Extract provided =>
* Start *

P2P was a game-changer for the music industry. This was the point that music not only became free, but became ON DEMAND. Music became a communist’s dream and naturally that’s a capitalist profit-driven businesses nightmare.
The major labels responded in a way that damaged the future of the music industry all round. The shutdown on P2P sharing had a similar result to the war on drugs, so as with the changing of chemicals to mask the type of drug being sold with that, illegal digital music distribution just kept changing to suit the needs of the consumer whilst the labels ended up losing more and more control trying to oppress and deny the listeners.
It wasn’t the loyalty of the listener that changed though and for most it wasn’t even about the fact the music was free. It was about the new easy way that had been widely discovered to access any music they wanted (from chart albums to super-rare bedroom recordings from new up-and-coming artists). Digital changed the way music could be enjoyed and listeners caught onto it quickly, trying to stop them doing that is like forcing people to walk 30 miles when they have a car. It can be pleasurable, but most of the time it’s just not ideal.
What I always found interesting was the way Grime artists used P2P. They used it far more wisely than the majors because they saw it as an assistance to business, not a problem. For the Grime artists it was about getting music into the ownership of as many people as possible and they exploited this with their ‘demo style’ freestyles, battles and chats which helped them elevate their careers into commercial territory by leverage of mass sharing with niche markets.
We get this, we’re part of this latter movement of the music industry and one of our core drives as a business is to find harmony between digital consumers and the artists that they actually truly want to support but don’t know how to with the tools they’re given.
We’re sure that part of the answer lies in digital streaming platforms. The accessibility of stored archives of music in data centres accessible via the cloud seems like the answer, and having that wealth at a single point platform (with self-management abilities) on both your computer and portable device is clearly pretty unbeatable when compared to self-owned MP3 libraries that you have to order, backup, purchase separately and search for from multiple sources.

* End *

To do => Summarize the passage on peer-to-peer music sharing in three sentences.

Source data =>
* Start *

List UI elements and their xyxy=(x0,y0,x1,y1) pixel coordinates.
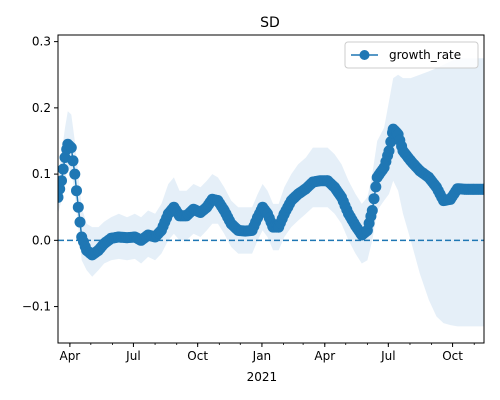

* End *

Exercise result => Peer-to-peer sharing made music free and available on demand, and the major labels' crackdown on it backfired: illegal distribution kept changing to suit listeners while the labels lost more and more control. For most listeners the draw was not that music was free but the easy new way to reach any music they wanted; Grime artists, by contrast with the majors, treated P2P as an aid to business and used mass sharing of freestyles, battles and chats to lift their careers into commercial territory. The writers, whose business seeks harmony between digital consumers and the artists those consumers want to support, believe digital streaming platforms are part of the answer, since cloud-stored archives on a single platform beat self-owned MP3 libraries.